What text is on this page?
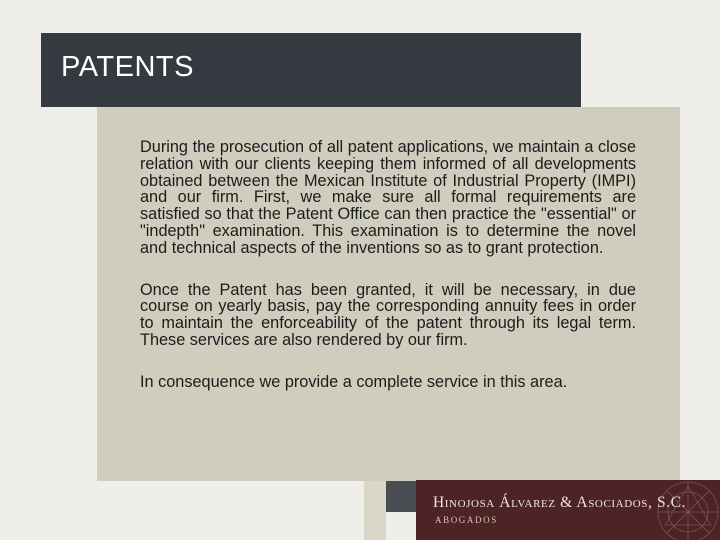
PATENTS

During the prosecution of all patent applications, we maintain a close relation with our clients keeping them informed of all developments obtained between the Mexican Institute of Industrial Property (IMPI) and our firm. First, we make sure all formal requirements are satisfied so that the Patent Office can then practice the "essential" or "indepth" examination. This examination is to determine the novel and technical aspects of the inventions so as to grant protection.

Once the Patent has been granted, it will be necessary, in due course on yearly basis, pay the corresponding annuity fees in order to maintain the enforceability of the patent through its legal term. These services are also rendered by our firm.

In consequence we provide a complete service in this area.

Hinojosa Álvarez & Asociados, S.C.
ABOGADOS
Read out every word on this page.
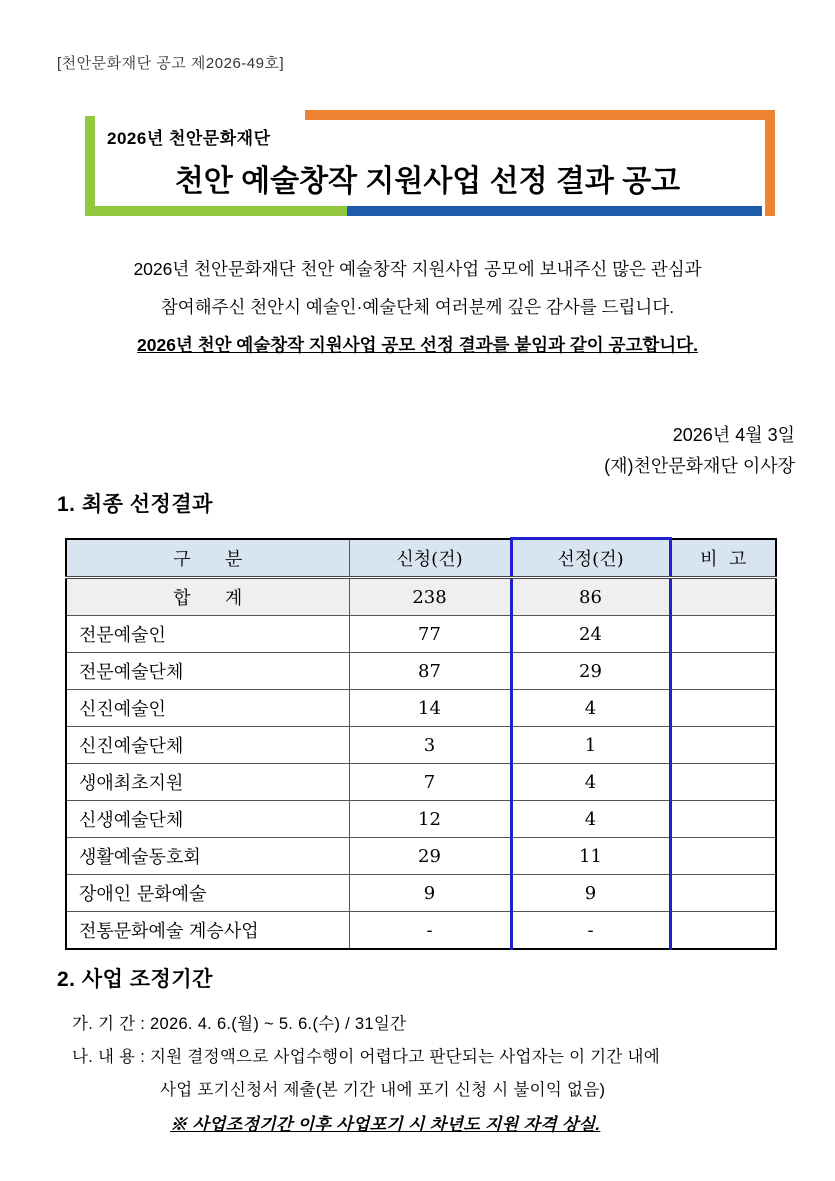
[천안문화재단 공고 제2026-49호]
2026년 천안문화재단
천안 예술창작 지원사업 선정 결과 공고
2026년 천안문화재단 천안 예술창작 지원사업 공모에 보내주신 많은 관심과
참여해주신 천안시 예술인·예술단체 여러분께 깊은 감사를 드립니다.
2026년 천안 예술창작 지원사업 공모 선정 결과를 붙임과 같이 공고합니다.
2026년 4월 3일
(재)천안문화재단 이사장
1. 최종 선정결과
구      분	신청(건)	선정(건)	비  고
합      계	238	86	
전문예술인	77	24	
전문예술단체	87	29	
신진예술인	14	4	
신진예술단체	3	1	
생애최초지원	7	4	
신생예술단체	12	4	
생활예술동호회	29	11	
장애인 문화예술	9	9	
전통문화예술 계승사업	-	-	
2. 사업 조정기간
가. 기 간 : 2026. 4. 6.(월) ~ 5. 6.(수) / 31일간
나. 내 용 : 지원 결정액으로 사업수행이 어렵다고 판단되는 사업자는 이 기간 내에
사업 포기신청서 제출(본 기간 내에 포기 신청 시 불이익 없음)
※ 사업조정기간 이후 사업포기 시 차년도 지원 자격 상실.
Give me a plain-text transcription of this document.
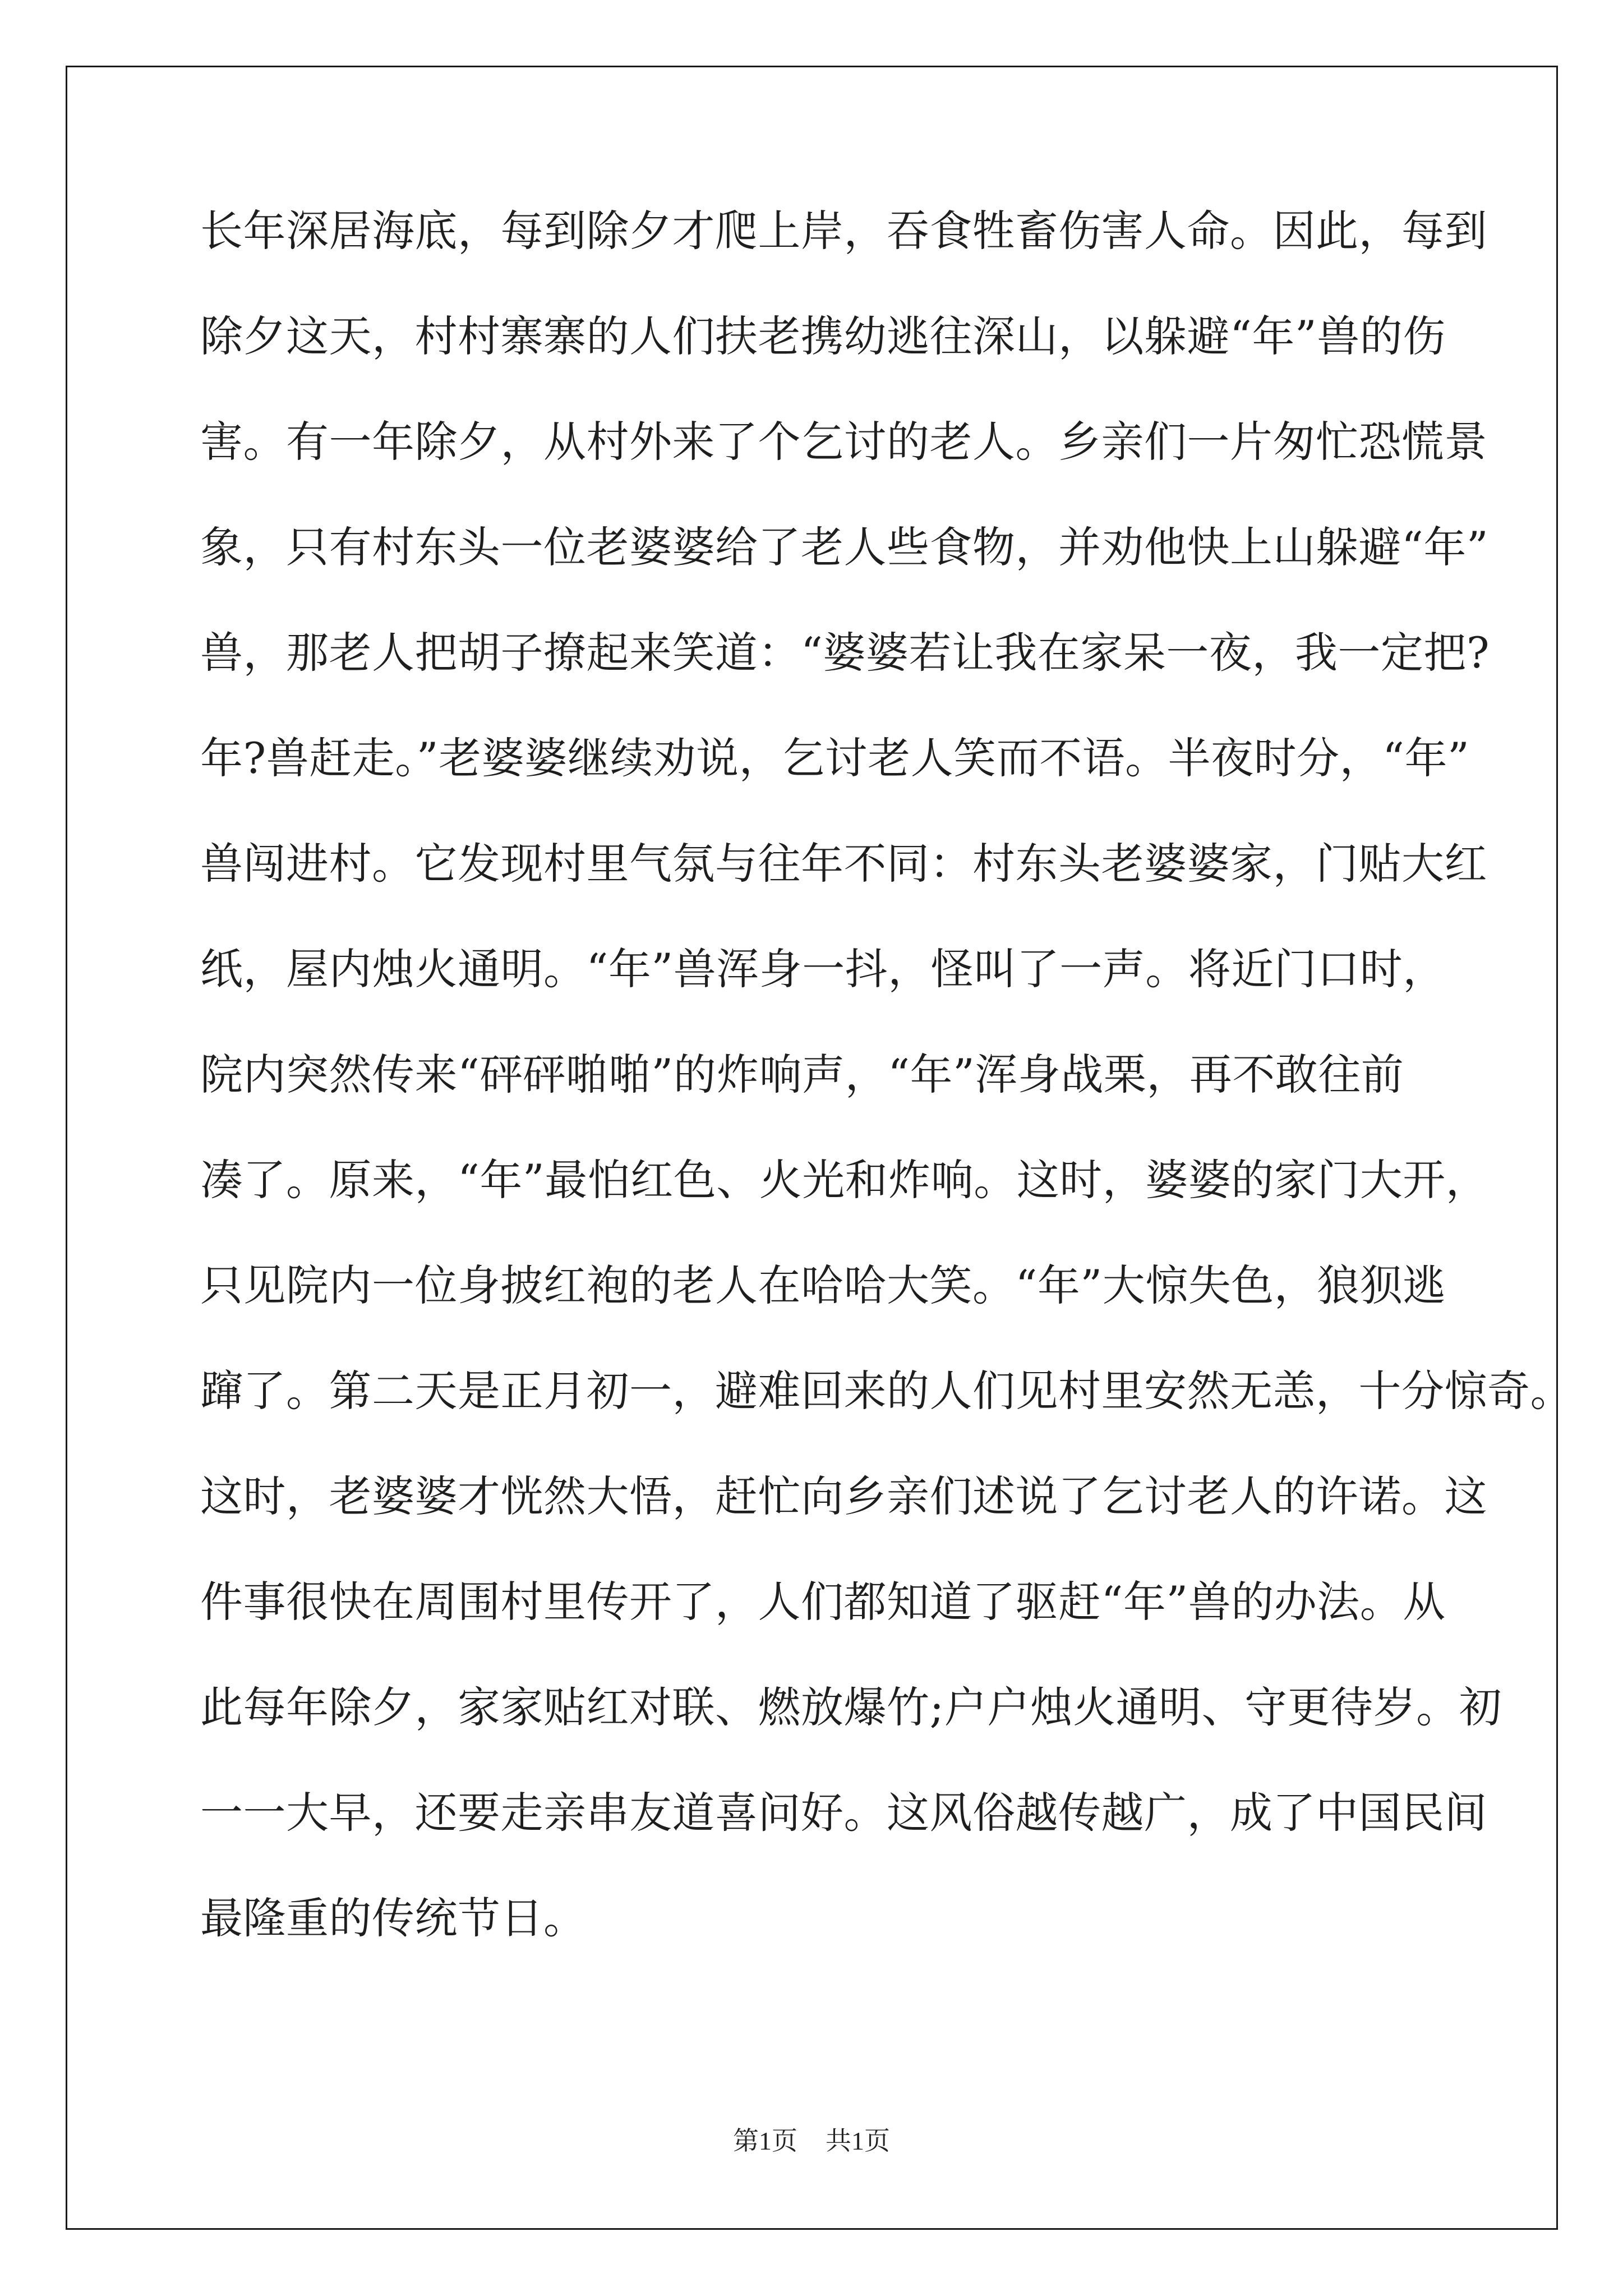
长年深居海底，每到除夕才爬上岸，吞食牲畜伤害人命。因此，每到
除夕这天，村村寨寨的人们扶老携幼逃往深山，以躲避“年”兽的伤
害。有一年除夕，从村外来了个乞讨的老人。乡亲们一片匆忙恐慌景
象，只有村东头一位老婆婆给了老人些食物，并劝他快上山躲避“年”
兽，那老人把胡子撩起来笑道：“婆婆若让我在家呆一夜，我一定把?
年?兽赶走。”老婆婆继续劝说，乞讨老人笑而不语。半夜时分，“年”
兽闯进村。它发现村里气氛与往年不同：村东头老婆婆家，门贴大红
纸，屋内烛火通明。“年”兽浑身一抖，怪叫了一声。将近门口时，
院内突然传来“砰砰啪啪”的炸响声，“年”浑身战栗，再不敢往前
凑了。原来，“年”最怕红色、火光和炸响。这时，婆婆的家门大开，
只见院内一位身披红袍的老人在哈哈大笑。“年”大惊失色，狼狈逃
蹿了。第二天是正月初一，避难回来的人们见村里安然无恙，十分惊奇。
这时，老婆婆才恍然大悟，赶忙向乡亲们述说了乞讨老人的许诺。这
件事很快在周围村里传开了，人们都知道了驱赶“年”兽的办法。从
此每年除夕，家家贴红对联、燃放爆竹;户户烛火通明、守更待岁。初
一一大早，还要走亲串友道喜问好。这风俗越传越广，成了中国民间
最隆重的传统节日。
第1页 共1页
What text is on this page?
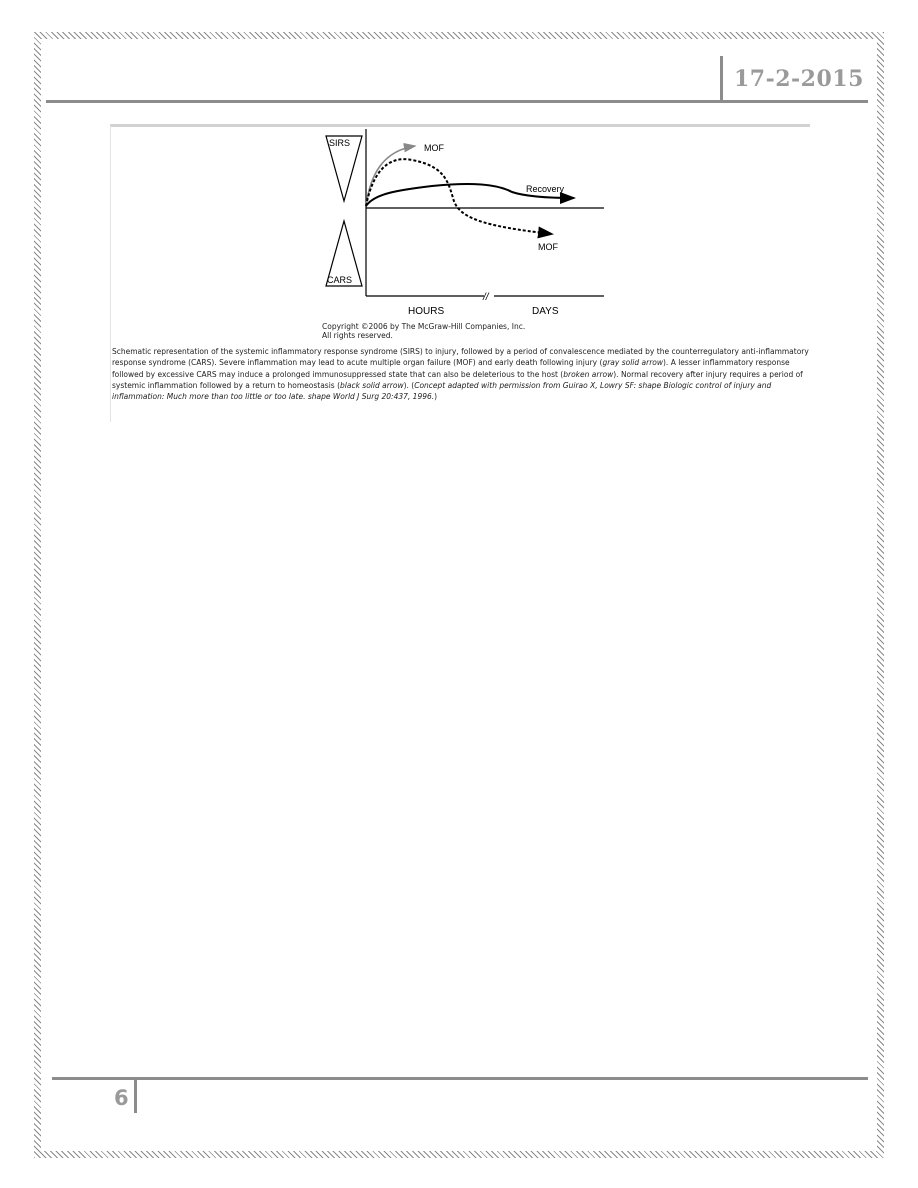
17-2-2015
SIRS
CARS
//
MOF
MOF
Recovery
HOURS	DAYS
Copyright ©2006 by The McGraw-Hill Companies, Inc.
All rights reserved.

Schematic representation of the systemic inflammatory response syndrome (SIRS) to injury, followed by a period of convalescence mediated by the counterregulatory anti-inflammatory response syndrome (CARS). Severe inflammation may lead to acute multiple organ failure (MOF) and early death following injury (gray solid arrow). A lesser inflammatory response followed by excessive CARS may induce a prolonged immunosuppressed state that can also be deleterious to the host (broken arrow). Normal recovery after injury requires a period of systemic inflammation followed by a return to homeostasis (black solid arrow). (Concept adapted with permission from Guirao X, Lowry SF: shape Biologic control of injury and inflammation: Much more than too little or too late. shape World J Surg 20:437, 1996.)

6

^^^^^^^^

Requirement: Without including the pictures, return each record above exactly as it stands.

Full answer:
What text is on this page?
PATENTS

During the prosecution of all patent applications, we maintain a close relation with our clients keeping them informed of all developments obtained between the Mexican Institute of Industrial Property (IMPI) and our firm. First, we make sure all formal requirements are satisfied so that the Patent Office can then practice the "essential" or "indepth" examination. This examination is to determine the novel and technical aspects of the inventions so as to grant protection.

Once the Patent has been granted, it will be necessary, in due course on yearly basis, pay the corresponding annuity fees in order to maintain the enforceability of the patent through its legal term. These services are also rendered by our firm.

In consequence we provide a complete service in this area.

Hinojosa Álvarez & Asociados, S.C.
ABOGADOS
Read out every word on this page.
[천안문화재단 공고 제2026-49호]
2026년 천안문화재단
천안 예술창작 지원사업 선정 결과 공고
2026년 천안문화재단 천안 예술창작 지원사업 공모에 보내주신 많은 관심과
참여해주신 천안시 예술인·예술단체 여러분께 깊은 감사를 드립니다.
2026년 천안 예술창작 지원사업 공모 선정 결과를 붙임과 같이 공고합니다.
2026년 4월 3일
(재)천안문화재단 이사장
1. 최종 선정결과
구      분	신청(건)	선정(건)	비  고
합      계	238	86	
전문예술인	77	24	
전문예술단체	87	29	
신진예술인	14	4	
신진예술단체	3	1	
생애최초지원	7	4	
신생예술단체	12	4	
생활예술동호회	29	11	
장애인 문화예술	9	9	
전통문화예술 계승사업	-	-	
2. 사업 조정기간
가. 기 간 : 2026. 4. 6.(월) ~ 5. 6.(수) / 31일간
나. 내 용 : 지원 결정액으로 사업수행이 어렵다고 판단되는 사업자는 이 기간 내에
사업 포기신청서 제출(본 기간 내에 포기 신청 시 불이익 없음)
※ 사업조정기간 이후 사업포기 시 차년도 지원 자격 상실.
Give me a plain-text transcription of this document.
长年深居海底，每到除夕才爬上岸，吞食牲畜伤害人命。因此，每到
除夕这天，村村寨寨的人们扶老携幼逃往深山，以躲避“年”兽的伤
害。有一年除夕，从村外来了个乞讨的老人。乡亲们一片匆忙恐慌景
象，只有村东头一位老婆婆给了老人些食物，并劝他快上山躲避“年”
兽，那老人把胡子撩起来笑道：“婆婆若让我在家呆一夜，我一定把?
年?兽赶走。”老婆婆继续劝说，乞讨老人笑而不语。半夜时分，“年”
兽闯进村。它发现村里气氛与往年不同：村东头老婆婆家，门贴大红
纸，屋内烛火通明。“年”兽浑身一抖，怪叫了一声。将近门口时，
院内突然传来“砰砰啪啪”的炸响声，“年”浑身战栗，再不敢往前
凑了。原来，“年”最怕红色、火光和炸响。这时，婆婆的家门大开，
只见院内一位身披红袍的老人在哈哈大笑。“年”大惊失色，狼狈逃
蹿了。第二天是正月初一，避难回来的人们见村里安然无恙，十分惊奇。
这时，老婆婆才恍然大悟，赶忙向乡亲们述说了乞讨老人的许诺。这
件事很快在周围村里传开了，人们都知道了驱赶“年”兽的办法。从
此每年除夕，家家贴红对联、燃放爆竹;户户烛火通明、守更待岁。初
一一大早，还要走亲串友道喜问好。这风俗越传越广，成了中国民间
最隆重的传统节日。
第1页 共1页
What text is on this page?
17-2-2015
SIRS
CARS
//
MOF
MOF
Recovery
HOURS	DAYS
Copyright ©2006 by The McGraw-Hill Companies, Inc.
All rights reserved.

Schematic representation of the systemic inflammatory response syndrome (SIRS) to injury, followed by a period of convalescence mediated by the counterregulatory anti-inflammatory response syndrome (CARS). Severe inflammation may lead to acute multiple organ failure (MOF) and early death following injury (gray solid arrow). A lesser inflammatory response followed by excessive CARS may induce a prolonged immunosuppressed state that can also be deleterious to the host (broken arrow). Normal recovery after injury requires a period of systemic inflammation followed by a return to homeostasis (black solid arrow). (Concept adapted with permission from Guirao X, Lowry SF: shape Biologic control of injury and inflammation: Much more than too little or too late. shape World J Surg 20:437, 1996.)

6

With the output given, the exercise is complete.